### Collected data entries
------------------------------------------------

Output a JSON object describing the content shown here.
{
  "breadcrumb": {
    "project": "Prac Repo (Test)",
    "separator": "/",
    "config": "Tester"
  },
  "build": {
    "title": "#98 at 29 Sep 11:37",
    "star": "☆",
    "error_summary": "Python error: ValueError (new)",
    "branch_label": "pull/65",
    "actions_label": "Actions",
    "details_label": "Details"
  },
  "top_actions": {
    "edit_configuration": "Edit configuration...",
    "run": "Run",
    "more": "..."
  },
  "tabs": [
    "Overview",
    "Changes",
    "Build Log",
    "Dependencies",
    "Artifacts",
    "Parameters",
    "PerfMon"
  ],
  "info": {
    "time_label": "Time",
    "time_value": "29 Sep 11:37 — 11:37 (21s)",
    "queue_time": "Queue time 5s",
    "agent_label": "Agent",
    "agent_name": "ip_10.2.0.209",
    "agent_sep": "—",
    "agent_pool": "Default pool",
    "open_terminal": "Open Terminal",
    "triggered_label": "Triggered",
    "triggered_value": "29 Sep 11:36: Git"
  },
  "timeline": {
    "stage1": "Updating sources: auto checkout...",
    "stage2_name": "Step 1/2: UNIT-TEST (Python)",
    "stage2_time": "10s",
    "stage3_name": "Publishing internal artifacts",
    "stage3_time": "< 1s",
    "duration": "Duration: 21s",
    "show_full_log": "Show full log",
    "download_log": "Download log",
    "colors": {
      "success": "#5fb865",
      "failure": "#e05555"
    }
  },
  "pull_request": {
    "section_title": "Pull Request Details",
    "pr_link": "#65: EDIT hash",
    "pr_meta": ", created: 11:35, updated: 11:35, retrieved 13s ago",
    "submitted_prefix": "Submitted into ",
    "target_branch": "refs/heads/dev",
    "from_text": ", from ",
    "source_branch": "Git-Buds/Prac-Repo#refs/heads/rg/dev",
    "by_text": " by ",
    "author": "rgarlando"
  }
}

------------------------------------------------

Write out every entry again exactly, please, with nothing missing.

### FINAL ANSWER
Output a JSON object describing the content shown here.
{
  "breadcrumb": {
    "project": "Prac Repo (Test)",
    "separator": "/",
    "config": "Tester"
  },
  "build": {
    "title": "#98 at 29 Sep 11:37",
    "star": "☆",
    "error_summary": "Python error: ValueError (new)",
    "branch_label": "pull/65",
    "actions_label": "Actions",
    "details_label": "Details"
  },
  "top_actions": {
    "edit_configuration": "Edit configuration...",
    "run": "Run",
    "more": "..."
  },
  "tabs": [
    "Overview",
    "Changes",
    "Build Log",
    "Dependencies",
    "Artifacts",
    "Parameters",
    "PerfMon"
  ],
  "info": {
    "time_label": "Time",
    "time_value": "29 Sep 11:37 — 11:37 (21s)",
    "queue_time": "Queue time 5s",
    "agent_label": "Agent",
    "agent_name": "ip_10.2.0.209",
    "agent_sep": "—",
    "agent_pool": "Default pool",
    "open_terminal": "Open Terminal",
    "triggered_label": "Triggered",
    "triggered_value": "29 Sep 11:36: Git"
  },
  "timeline": {
    "stage1": "Updating sources: auto checkout...",
    "stage2_name": "Step 1/2: UNIT-TEST (Python)",
    "stage2_time": "10s",
    "stage3_name": "Publishing internal artifacts",
    "stage3_time": "< 1s",
    "duration": "Duration: 21s",
    "show_full_log": "Show full log",
    "download_log": "Download log",
    "colors": {
      "success": "#5fb865",
      "failure": "#e05555"
    }
  },
  "pull_request": {
    "section_title": "Pull Request Details",
    "pr_link": "#65: EDIT hash",
    "pr_meta": ", created: 11:35, updated: 11:35, retrieved 13s ago",
    "submitted_prefix": "Submitted into ",
    "target_branch": "refs/heads/dev",
    "from_text": ", from ",
    "source_branch": "Git-Buds/Prac-Repo#refs/heads/rg/dev",
    "by_text": " by ",
    "author": "rgarlando"
  }
}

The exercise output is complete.